*Task:*
Word for word, give the records again, dropping any picture they hold.
Data for this task Block Start
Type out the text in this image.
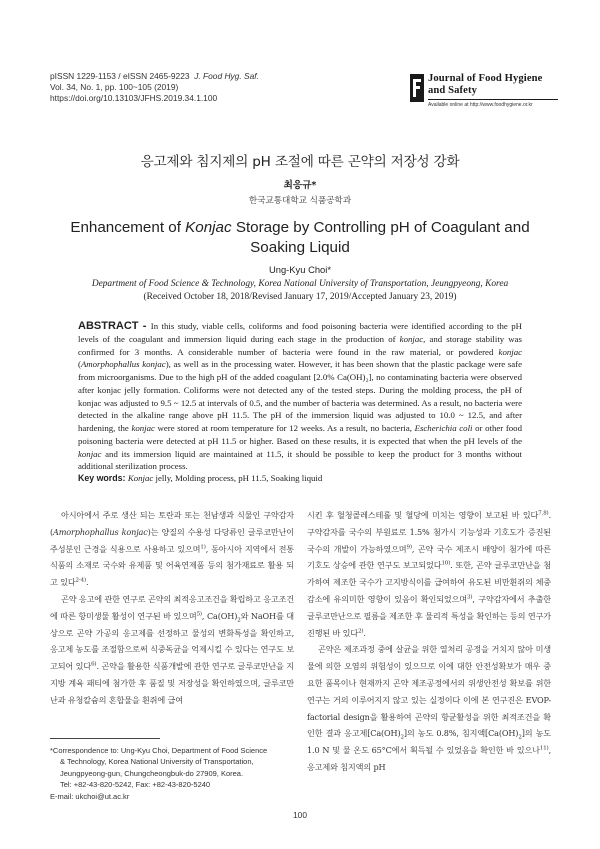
pISSN 1229-1153 / eISSN 2465-9223 J. Food Hyg. Saf.
Vol. 34, No. 1, pp. 100~105 (2019)
https://doi.org/10.13103/JFHS.2019.34.1.100
Journal of Food Hygiene
and Safety
Available online at http://www.foodhygiene.or.kr
응고제와 침지제의 pH 조절에 따른 곤약의 저장성 강화
최응규*
한국교통대학교 식품공학과
Enhancement of Konjac Storage by Controlling pH of Coagulant and Soaking Liquid
Ung-Kyu Choi*
Department of Food Science & Technology, Korea National University of Transportation, Jeungpyeong, Korea
(Received October 18, 2018/Revised January 17, 2019/Accepted January 23, 2019)
ABSTRACT - In this study, viable cells, coliforms and food poisoning bacteria were identified according to the pH levels of the coagulant and immersion liquid during each stage in the production of konjac, and storage stability was confirmed for 3 months. A considerable number of bacteria were found in the raw material, or powdered konjac (Amorphophallus konjac), as well as in the processing water. However, it has been shown that the plastic package were safe from microorganisms. Due to the high pH of the added coagulant [2.0% Ca(OH)₂], no contaminating bacteria were observed after konjac jelly formation. Coliforms were not detected any of the tested steps. During the molding process, the pH of konjac was adjusted to 9.5 ~ 12.5 at intervals of 0.5, and the number of bacteria was determined. As a result, no bacteria were detected in the alkaline range above pH 11.5. The pH of the immersion liquid was adjusted to 10.0 ~ 12.5, and after hardening, the konjac were stored at room temperature for 12 weeks. As a result, no bacteria, Escherichia coli or other food poisoning bacteria were detected at pH 11.5 or higher. Based on these results, it is expected that when the pH levels of the konjac and its immersion liquid are maintained at 11.5, it should be possible to keep the product for 3 months without additional sterilization process.
Key words: Konjac jelly, Molding process, pH 11.5, Soaking liquid

아시아에서 주로 생산 되는 토란과 또는 천남생과 식물인 구약감자(Amorphophallus konjac)는 양질의 수용성 다당류인 글루코만난이 주성분인 근경을 식용으로 사용하고 있으며$^{1)}$, 동아시아 지역에서 전통식품의 소재로 국수와 유제품 및 어육연제품 등의 첨가재료로 활용 되고 있다$^{2-4)}$.

곤약 응고에 관한 연구로 곤약의 최적응고조건을 확립하고 응고조건에 따른 항미생물 활성이 연구된 바 있으며$^{5)}$, $Ca(OH)_2$와 NaOH를 대상으로 곤약 가공의 응고제를 선정하고 물성의 변화특성을 확인하고, 응고제 농도를 조절함으로써 식중독균을 억제시킬 수 있다는 연구도 보고되어 있다$^{6)}$. 곤약을 활용한 식품개발에 관한 연구로 글루코만난을 지지방 계육 패티에 첨가한 후 품질 및 저장성을 확인하였으며, 글루코만난과 유청칼슘의 혼합물을 흰쥐에 급여

시킨 후 혈청콜레스테롤 및 혈당에 미치는 영향이 보고된 바 있다$^{7,8)}$. 구약감자를 국수의 부원료로 1.5% 첨가시 기능성과 기호도가 증진된 국수의 개발이 가능하였으며$^{9)}$, 곤약 국수 제조시 배양이 첨가에 따른 기호도 상승에 관한 연구도 보고되었다$^{10)}$. 또한, 곤약 글루코만난을 첨가하여 제조한 국수가 고지방식이를 급여하여 유도된 비만흰쥐의 체중감소에 유의미한 영향이 있음이 확인되었으며$^{3)}$, 구약감자에서 추출한 글루코만난으로 필름을 제조한 후 물리적 특성을 확인하는 등의 연구가 진행된 바 있다$^{2)}$.

곤약은 제조과정 중에 살균을 위한 열처리 공정을 거치지 않아 미생물에 의한 오염의 위험성이 있으므로 이에 대한 안전성확보가 매우 중요한 품목이나 현재까지 곤약 제조공정에서의 위생안전성 확보를 위한 연구는 거의 이루어지지 않고 있는 실정이다 이에 본 연구진은 EVOP-factorial design을 활용하여 곤약의 항균활성을 위한 최적조건을 확인한 결과 응고제$[Ca(OH)_2]$의 농도 0.8%, 침지액$[Ca(OH)_2]$의 농도 1.0 N 및 물 온도 65°C에서 획득될 수 있었음을 확인한 바 있으나$^{11)}$, 응고제와 침지액의 pH

*Correspondence to: Ung-Kyu Choi, Department of Food Science
& Technology, Korea National University of Transportation,
Jeungpyeong-gun, Chungcheongbuk-do 27909, Korea.
Tel: +82-43-820-5242, Fax: +82-43-820-5240
E-mail: ukchoi@ut.ac.kr
100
Data for this task Block End
*Solution for this exercise:*
Type out the text in this image.
pISSN 1229-1153 / eISSN 2465-9223 J. Food Hyg. Saf.
Vol. 34, No. 1, pp. 100~105 (2019)
https://doi.org/10.13103/JFHS.2019.34.1.100
Journal of Food Hygiene
and Safety
Available online at http://www.foodhygiene.or.kr
응고제와 침지제의 pH 조절에 따른 곤약의 저장성 강화
최응규*
한국교통대학교 식품공학과
Enhancement of Konjac Storage by Controlling pH of Coagulant and Soaking Liquid
Ung-Kyu Choi*
Department of Food Science & Technology, Korea National University of Transportation, Jeungpyeong, Korea
(Received October 18, 2018/Revised January 17, 2019/Accepted January 23, 2019)
ABSTRACT - In this study, viable cells, coliforms and food poisoning bacteria were identified according to the pH levels of the coagulant and immersion liquid during each stage in the production of konjac, and storage stability was confirmed for 3 months. A considerable number of bacteria were found in the raw material, or powdered konjac (Amorphophallus konjac), as well as in the processing water. However, it has been shown that the plastic package were safe from microorganisms. Due to the high pH of the added coagulant [2.0% Ca(OH)₂], no contaminating bacteria were observed after konjac jelly formation. Coliforms were not detected any of the tested steps. During the molding process, the pH of konjac was adjusted to 9.5 ~ 12.5 at intervals of 0.5, and the number of bacteria was determined. As a result, no bacteria were detected in the alkaline range above pH 11.5. The pH of the immersion liquid was adjusted to 10.0 ~ 12.5, and after hardening, the konjac were stored at room temperature for 12 weeks. As a result, no bacteria, Escherichia coli or other food poisoning bacteria were detected at pH 11.5 or higher. Based on these results, it is expected that when the pH levels of the konjac and its immersion liquid are maintained at 11.5, it should be possible to keep the product for 3 months without additional sterilization process.
Key words: Konjac jelly, Molding process, pH 11.5, Soaking liquid

아시아에서 주로 생산 되는 토란과 또는 천남생과 식물인 구약감자(Amorphophallus konjac)는 양질의 수용성 다당류인 글루코만난이 주성분인 근경을 식용으로 사용하고 있으며$^{1)}$, 동아시아 지역에서 전통식품의 소재로 국수와 유제품 및 어육연제품 등의 첨가재료로 활용 되고 있다$^{2-4)}$.

곤약 응고에 관한 연구로 곤약의 최적응고조건을 확립하고 응고조건에 따른 항미생물 활성이 연구된 바 있으며$^{5)}$, $Ca(OH)_2$와 NaOH를 대상으로 곤약 가공의 응고제를 선정하고 물성의 변화특성을 확인하고, 응고제 농도를 조절함으로써 식중독균을 억제시킬 수 있다는 연구도 보고되어 있다$^{6)}$. 곤약을 활용한 식품개발에 관한 연구로 글루코만난을 지지방 계육 패티에 첨가한 후 품질 및 저장성을 확인하였으며, 글루코만난과 유청칼슘의 혼합물을 흰쥐에 급여

시킨 후 혈청콜레스테롤 및 혈당에 미치는 영향이 보고된 바 있다$^{7,8)}$. 구약감자를 국수의 부원료로 1.5% 첨가시 기능성과 기호도가 증진된 국수의 개발이 가능하였으며$^{9)}$, 곤약 국수 제조시 배양이 첨가에 따른 기호도 상승에 관한 연구도 보고되었다$^{10)}$. 또한, 곤약 글루코만난을 첨가하여 제조한 국수가 고지방식이를 급여하여 유도된 비만흰쥐의 체중감소에 유의미한 영향이 있음이 확인되었으며$^{3)}$, 구약감자에서 추출한 글루코만난으로 필름을 제조한 후 물리적 특성을 확인하는 등의 연구가 진행된 바 있다$^{2)}$.

곤약은 제조과정 중에 살균을 위한 열처리 공정을 거치지 않아 미생물에 의한 오염의 위험성이 있으므로 이에 대한 안전성확보가 매우 중요한 품목이나 현재까지 곤약 제조공정에서의 위생안전성 확보를 위한 연구는 거의 이루어지지 않고 있는 실정이다 이에 본 연구진은 EVOP-factorial design을 활용하여 곤약의 항균활성을 위한 최적조건을 확인한 결과 응고제$[Ca(OH)_2]$의 농도 0.8%, 침지액$[Ca(OH)_2]$의 농도 1.0 N 및 물 온도 65°C에서 획득될 수 있었음을 확인한 바 있으나$^{11)}$, 응고제와 침지액의 pH

*Correspondence to: Ung-Kyu Choi, Department of Food Science
& Technology, Korea National University of Transportation,
Jeungpyeong-gun, Chungcheongbuk-do 27909, Korea.
Tel: +82-43-820-5242, Fax: +82-43-820-5240
E-mail: ukchoi@ut.ac.kr
100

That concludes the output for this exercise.